Stored items from a collection:
* * * * *

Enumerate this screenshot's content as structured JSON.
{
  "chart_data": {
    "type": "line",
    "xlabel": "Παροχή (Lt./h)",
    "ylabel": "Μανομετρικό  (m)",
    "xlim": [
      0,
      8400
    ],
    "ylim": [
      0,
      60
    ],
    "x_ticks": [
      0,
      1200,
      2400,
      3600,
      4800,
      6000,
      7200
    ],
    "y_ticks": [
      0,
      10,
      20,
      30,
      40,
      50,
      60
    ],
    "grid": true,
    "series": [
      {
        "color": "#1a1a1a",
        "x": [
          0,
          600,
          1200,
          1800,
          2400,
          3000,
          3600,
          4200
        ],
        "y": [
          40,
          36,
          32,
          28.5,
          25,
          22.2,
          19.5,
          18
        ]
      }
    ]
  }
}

* * * * *

PROBLEM REQUIREMENTS: Exactly reproduce every record.

SOLUTION FOR THIS PROBLEM:
Enumerate this screenshot's content as structured JSON.
{
  "chart_data": {
    "type": "line",
    "xlabel": "Παροχή (Lt./h)",
    "ylabel": "Μανομετρικό  (m)",
    "xlim": [
      0,
      8400
    ],
    "ylim": [
      0,
      60
    ],
    "x_ticks": [
      0,
      1200,
      2400,
      3600,
      4800,
      6000,
      7200
    ],
    "y_ticks": [
      0,
      10,
      20,
      30,
      40,
      50,
      60
    ],
    "grid": true,
    "series": [
      {
        "color": "#1a1a1a",
        "x": [
          0,
          600,
          1200,
          1800,
          2400,
          3000,
          3600,
          4200
        ],
        "y": [
          40,
          36,
          32,
          28.5,
          25,
          22.2,
          19.5,
          18
        ]
      }
    ]
  }
}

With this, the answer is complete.